- **Element placement data**
━━━━━━

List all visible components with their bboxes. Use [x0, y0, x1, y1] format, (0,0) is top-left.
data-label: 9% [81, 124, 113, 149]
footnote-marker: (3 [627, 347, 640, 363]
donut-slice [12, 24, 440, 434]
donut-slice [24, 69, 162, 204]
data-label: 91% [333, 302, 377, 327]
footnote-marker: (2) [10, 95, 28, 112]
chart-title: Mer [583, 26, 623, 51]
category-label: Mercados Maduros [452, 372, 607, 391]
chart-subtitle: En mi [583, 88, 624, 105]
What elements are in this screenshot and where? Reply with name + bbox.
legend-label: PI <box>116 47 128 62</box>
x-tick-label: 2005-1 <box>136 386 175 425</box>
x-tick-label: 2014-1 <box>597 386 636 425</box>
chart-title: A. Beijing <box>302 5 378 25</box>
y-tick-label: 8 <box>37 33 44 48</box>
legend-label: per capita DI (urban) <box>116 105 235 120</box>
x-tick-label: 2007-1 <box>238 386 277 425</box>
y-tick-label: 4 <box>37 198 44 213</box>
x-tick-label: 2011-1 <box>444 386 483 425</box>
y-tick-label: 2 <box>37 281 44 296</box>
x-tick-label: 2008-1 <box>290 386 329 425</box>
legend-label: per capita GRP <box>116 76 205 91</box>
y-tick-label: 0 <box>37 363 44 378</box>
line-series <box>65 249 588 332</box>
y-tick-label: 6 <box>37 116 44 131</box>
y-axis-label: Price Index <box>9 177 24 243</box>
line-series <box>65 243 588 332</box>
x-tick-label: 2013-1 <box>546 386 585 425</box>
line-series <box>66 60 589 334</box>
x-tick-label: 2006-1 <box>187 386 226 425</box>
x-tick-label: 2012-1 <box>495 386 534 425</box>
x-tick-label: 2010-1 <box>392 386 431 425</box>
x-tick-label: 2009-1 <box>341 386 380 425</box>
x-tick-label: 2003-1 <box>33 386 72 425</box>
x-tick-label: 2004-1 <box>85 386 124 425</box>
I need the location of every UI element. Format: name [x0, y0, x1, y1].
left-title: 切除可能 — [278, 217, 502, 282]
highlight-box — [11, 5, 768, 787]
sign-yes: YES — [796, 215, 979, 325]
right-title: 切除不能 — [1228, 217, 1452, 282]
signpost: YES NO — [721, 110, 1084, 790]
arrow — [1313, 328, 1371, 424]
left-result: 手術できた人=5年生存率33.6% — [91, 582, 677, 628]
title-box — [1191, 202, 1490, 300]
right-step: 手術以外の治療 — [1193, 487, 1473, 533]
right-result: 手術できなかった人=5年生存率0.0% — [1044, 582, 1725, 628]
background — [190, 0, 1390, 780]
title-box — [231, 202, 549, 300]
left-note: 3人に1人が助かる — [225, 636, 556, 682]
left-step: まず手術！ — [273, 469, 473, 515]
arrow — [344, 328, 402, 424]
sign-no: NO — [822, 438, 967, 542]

━━━━━━

- **Requirement**
Locate every line in the records containing the string "donut", matching case exactly, and copy each of those lines.

- **Answer to the task**
donut-slice [12, 24, 440, 434]
donut-slice [24, 69, 162, 204]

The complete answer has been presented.